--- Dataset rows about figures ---
******

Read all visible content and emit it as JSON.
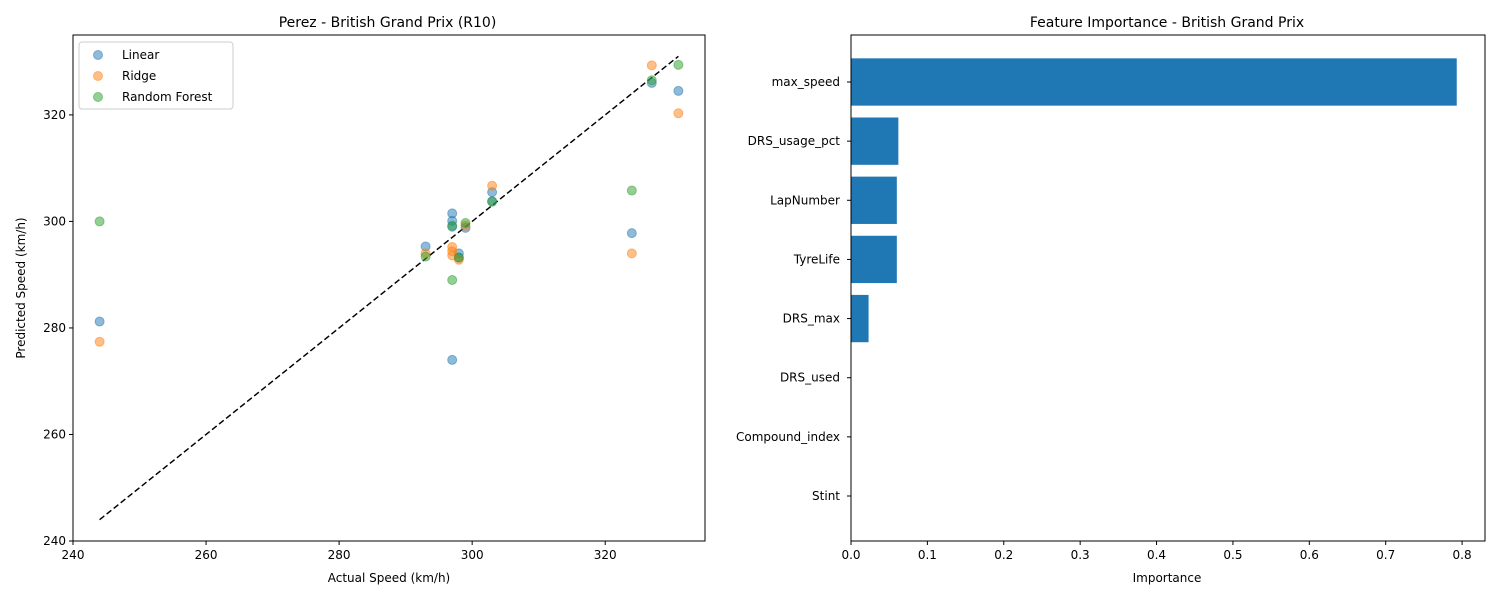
{
  "chart_data": [
    {
      "type": "scatter",
      "title": "Perez - British Grand Prix (R10)",
      "xlabel": "Actual Speed (km/h)",
      "ylabel": "Predicted Speed (km/h)",
      "xlim": [
        240,
        335
      ],
      "ylim": [
        240,
        335
      ],
      "xticks": [
        240,
        260,
        280,
        300,
        320
      ],
      "yticks": [
        240,
        260,
        280,
        300,
        320
      ],
      "legend_placement": "upper-left",
      "reference_line": {
        "style": "dashed",
        "color": "#000000",
        "from": [
          244,
          244
        ],
        "to": [
          331,
          331
        ]
      },
      "series": [
        {
          "name": "Linear",
          "color": "#1f77b4",
          "points": [
            [
              244,
              281.2
            ],
            [
              293,
              295.3
            ],
            [
              297,
              301.5
            ],
            [
              297,
              300.1
            ],
            [
              297,
              299.0
            ],
            [
              297,
              274.0
            ],
            [
              298,
              294.0
            ],
            [
              298,
              293.2
            ],
            [
              299,
              298.8
            ],
            [
              303,
              305.5
            ],
            [
              303,
              303.8
            ],
            [
              324,
              297.8
            ],
            [
              327,
              326.0
            ],
            [
              331,
              324.5
            ]
          ]
        },
        {
          "name": "Ridge",
          "color": "#ff7f0e",
          "points": [
            [
              244,
              277.4
            ],
            [
              293,
              294.0
            ],
            [
              297,
              295.2
            ],
            [
              297,
              294.4
            ],
            [
              297,
              293.6
            ],
            [
              298,
              292.8
            ],
            [
              299,
              299.2
            ],
            [
              303,
              306.7
            ],
            [
              324,
              294.0
            ],
            [
              327,
              329.3
            ],
            [
              331,
              320.3
            ]
          ]
        },
        {
          "name": "Random Forest",
          "color": "#2ca02c",
          "points": [
            [
              244,
              300.0
            ],
            [
              293,
              293.4
            ],
            [
              297,
              299.2
            ],
            [
              297,
              289.0
            ],
            [
              298,
              293.2
            ],
            [
              299,
              299.7
            ],
            [
              303,
              303.7
            ],
            [
              324,
              305.8
            ],
            [
              327,
              326.5
            ],
            [
              331,
              329.4
            ]
          ]
        }
      ]
    },
    {
      "type": "bar",
      "orientation": "horizontal",
      "title": "Feature Importance - British Grand Prix",
      "xlabel": "Importance",
      "ylabel": "",
      "xlim": [
        0,
        0.83
      ],
      "xticks": [
        0.0,
        0.1,
        0.2,
        0.3,
        0.4,
        0.5,
        0.6,
        0.7,
        0.8
      ],
      "color": "#1f77b4",
      "categories": [
        "max_speed",
        "DRS_usage_pct",
        "LapNumber",
        "TyreLife",
        "DRS_max",
        "DRS_used",
        "Compound_index",
        "Stint"
      ],
      "values": [
        0.793,
        0.062,
        0.06,
        0.06,
        0.023,
        0.0,
        0.0,
        0.0
      ]
    }
  ]
}
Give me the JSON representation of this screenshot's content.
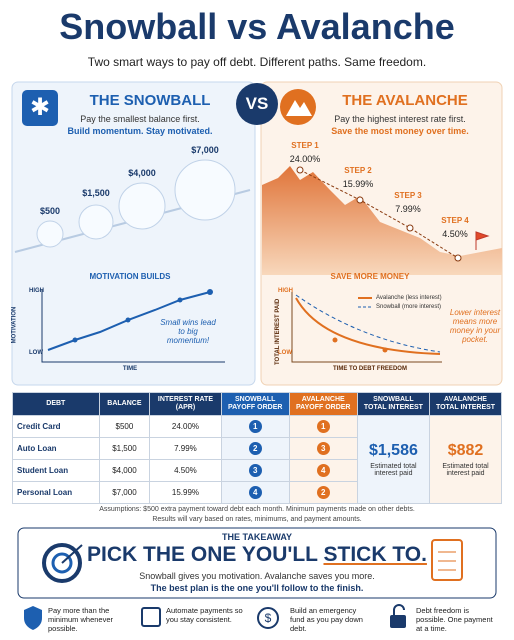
{
  "header": {
    "title": "Snowball vs Avalanche",
    "subtitle": "Two smart ways to pay off debt. Different paths. Same freedom."
  },
  "vs": "VS",
  "snowball": {
    "title": "THE SNOWBALL",
    "line1": "Pay the smallest balance first.",
    "line2": "Build momentum. Stay motivated.",
    "balls": [
      "$500",
      "$1,500",
      "$4,000",
      "$7,000"
    ],
    "chart_title": "MOTIVATION BUILDS",
    "y_label": "MOTIVATION",
    "high": "HIGH",
    "low": "LOW",
    "x_label": "TIME",
    "note": "Small wins lead to big momentum!"
  },
  "avalanche": {
    "title": "THE AVALANCHE",
    "line1": "Pay the highest interest rate first.",
    "line2": "Save the most money over time.",
    "steps": [
      {
        "label": "STEP 1",
        "rate": "24.00%"
      },
      {
        "label": "STEP 2",
        "rate": "15.99%"
      },
      {
        "label": "STEP 3",
        "rate": "7.99%"
      },
      {
        "label": "STEP 4",
        "rate": "4.50%"
      }
    ],
    "chart_title": "SAVE MORE MONEY",
    "y_label": "TOTAL INTEREST PAID",
    "high": "HIGH",
    "low": "LOW",
    "x_label": "TIME TO DEBT FREEDOM",
    "legend": [
      "Avalanche (less interest)",
      "Snowball (more interest)"
    ],
    "note": "Lower interest means more money in your pocket."
  },
  "table": {
    "headers": [
      "DEBT",
      "BALANCE",
      "INTEREST RATE (APR)",
      "SNOWBALL PAYOFF ORDER",
      "AVALANCHE PAYOFF ORDER",
      "SNOWBALL TOTAL INTEREST",
      "AVALANCHE TOTAL INTEREST"
    ],
    "rows": [
      [
        "Credit Card",
        "$500",
        "24.00%",
        "1",
        "1"
      ],
      [
        "Auto Loan",
        "$1,500",
        "7.99%",
        "2",
        "3"
      ],
      [
        "Student Loan",
        "$4,000",
        "4.50%",
        "3",
        "4"
      ],
      [
        "Personal Loan",
        "$7,000",
        "15.99%",
        "4",
        "2"
      ]
    ],
    "snowball_total": "$1,586",
    "snowball_total_note": "Estimated total interest paid",
    "avalanche_total": "$882",
    "avalanche_total_note": "Estimated total interest paid"
  },
  "assumptions": [
    "Assumptions: $500 extra payment toward debt each month. Minimum payments made on other debts.",
    "Results will vary based on rates, minimums, and payment amounts."
  ],
  "takeaway": {
    "label": "THE TAKEAWAY",
    "headline": "PICK THE ONE YOU'LL",
    "headline_emphasis": "STICK TO.",
    "line1": "Snowball gives you motivation. Avalanche saves you more.",
    "line2": "The best plan is the one you'll follow to the finish."
  },
  "tips": [
    "Pay more than the minimum whenever possible.",
    "Automate payments so you stay consistent.",
    "Build an emergency fund as you pay down debt.",
    "Debt freedom is possible. One payment at a time."
  ]
}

******

--- Objective ---
Reproduce the entries exactly. Do not carry over any picture.

--- The response ---
Read all visible content and emit it as JSON.
{
  "chart_data": [
    {
      "type": "scatter",
      "title": "Perez - British Grand Prix (R10)",
      "xlabel": "Actual Speed (km/h)",
      "ylabel": "Predicted Speed (km/h)",
      "xlim": [
        240,
        335
      ],
      "ylim": [
        240,
        335
      ],
      "xticks": [
        240,
        260,
        280,
        300,
        320
      ],
      "yticks": [
        240,
        260,
        280,
        300,
        320
      ],
      "legend_placement": "upper-left",
      "reference_line": {
        "style": "dashed",
        "color": "#000000",
        "from": [
          244,
          244
        ],
        "to": [
          331,
          331
        ]
      },
      "series": [
        {
          "name": "Linear",
          "color": "#1f77b4",
          "points": [
            [
              244,
              281.2
            ],
            [
              293,
              295.3
            ],
            [
              297,
              301.5
            ],
            [
              297,
              300.1
            ],
            [
              297,
              299.0
            ],
            [
              297,
              274.0
            ],
            [
              298,
              294.0
            ],
            [
              298,
              293.2
            ],
            [
              299,
              298.8
            ],
            [
              303,
              305.5
            ],
            [
              303,
              303.8
            ],
            [
              324,
              297.8
            ],
            [
              327,
              326.0
            ],
            [
              331,
              324.5
            ]
          ]
        },
        {
          "name": "Ridge",
          "color": "#ff7f0e",
          "points": [
            [
              244,
              277.4
            ],
            [
              293,
              294.0
            ],
            [
              297,
              295.2
            ],
            [
              297,
              294.4
            ],
            [
              297,
              293.6
            ],
            [
              298,
              292.8
            ],
            [
              299,
              299.2
            ],
            [
              303,
              306.7
            ],
            [
              324,
              294.0
            ],
            [
              327,
              329.3
            ],
            [
              331,
              320.3
            ]
          ]
        },
        {
          "name": "Random Forest",
          "color": "#2ca02c",
          "points": [
            [
              244,
              300.0
            ],
            [
              293,
              293.4
            ],
            [
              297,
              299.2
            ],
            [
              297,
              289.0
            ],
            [
              298,
              293.2
            ],
            [
              299,
              299.7
            ],
            [
              303,
              303.7
            ],
            [
              324,
              305.8
            ],
            [
              327,
              326.5
            ],
            [
              331,
              329.4
            ]
          ]
        }
      ]
    },
    {
      "type": "bar",
      "orientation": "horizontal",
      "title": "Feature Importance - British Grand Prix",
      "xlabel": "Importance",
      "ylabel": "",
      "xlim": [
        0,
        0.83
      ],
      "xticks": [
        0.0,
        0.1,
        0.2,
        0.3,
        0.4,
        0.5,
        0.6,
        0.7,
        0.8
      ],
      "color": "#1f77b4",
      "categories": [
        "max_speed",
        "DRS_usage_pct",
        "LapNumber",
        "TyreLife",
        "DRS_max",
        "DRS_used",
        "Compound_index",
        "Stint"
      ],
      "values": [
        0.793,
        0.062,
        0.06,
        0.06,
        0.023,
        0.0,
        0.0,
        0.0
      ]
    }
  ]
}
Give me the JSON representation of this screenshot's content.
{
  "header": {
    "title": "Snowball vs Avalanche",
    "subtitle": "Two smart ways to pay off debt. Different paths. Same freedom."
  },
  "vs": "VS",
  "snowball": {
    "title": "THE SNOWBALL",
    "line1": "Pay the smallest balance first.",
    "line2": "Build momentum. Stay motivated.",
    "balls": [
      "$500",
      "$1,500",
      "$4,000",
      "$7,000"
    ],
    "chart_title": "MOTIVATION BUILDS",
    "y_label": "MOTIVATION",
    "high": "HIGH",
    "low": "LOW",
    "x_label": "TIME",
    "note": "Small wins lead to big momentum!"
  },
  "avalanche": {
    "title": "THE AVALANCHE",
    "line1": "Pay the highest interest rate first.",
    "line2": "Save the most money over time.",
    "steps": [
      {
        "label": "STEP 1",
        "rate": "24.00%"
      },
      {
        "label": "STEP 2",
        "rate": "15.99%"
      },
      {
        "label": "STEP 3",
        "rate": "7.99%"
      },
      {
        "label": "STEP 4",
        "rate": "4.50%"
      }
    ],
    "chart_title": "SAVE MORE MONEY",
    "y_label": "TOTAL INTEREST PAID",
    "high": "HIGH",
    "low": "LOW",
    "x_label": "TIME TO DEBT FREEDOM",
    "legend": [
      "Avalanche (less interest)",
      "Snowball (more interest)"
    ],
    "note": "Lower interest means more money in your pocket."
  },
  "table": {
    "headers": [
      "DEBT",
      "BALANCE",
      "INTEREST RATE (APR)",
      "SNOWBALL PAYOFF ORDER",
      "AVALANCHE PAYOFF ORDER",
      "SNOWBALL TOTAL INTEREST",
      "AVALANCHE TOTAL INTEREST"
    ],
    "rows": [
      [
        "Credit Card",
        "$500",
        "24.00%",
        "1",
        "1"
      ],
      [
        "Auto Loan",
        "$1,500",
        "7.99%",
        "2",
        "3"
      ],
      [
        "Student Loan",
        "$4,000",
        "4.50%",
        "3",
        "4"
      ],
      [
        "Personal Loan",
        "$7,000",
        "15.99%",
        "4",
        "2"
      ]
    ],
    "snowball_total": "$1,586",
    "snowball_total_note": "Estimated total interest paid",
    "avalanche_total": "$882",
    "avalanche_total_note": "Estimated total interest paid"
  },
  "assumptions": [
    "Assumptions: $500 extra payment toward debt each month. Minimum payments made on other debts.",
    "Results will vary based on rates, minimums, and payment amounts."
  ],
  "takeaway": {
    "label": "THE TAKEAWAY",
    "headline": "PICK THE ONE YOU'LL",
    "headline_emphasis": "STICK TO.",
    "line1": "Snowball gives you motivation. Avalanche saves you more.",
    "line2": "The best plan is the one you'll follow to the finish."
  },
  "tips": [
    "Pay more than the minimum whenever possible.",
    "Automate payments so you stay consistent.",
    "Build an emergency fund as you pay down debt.",
    "Debt freedom is possible. One payment at a time."
  ]
}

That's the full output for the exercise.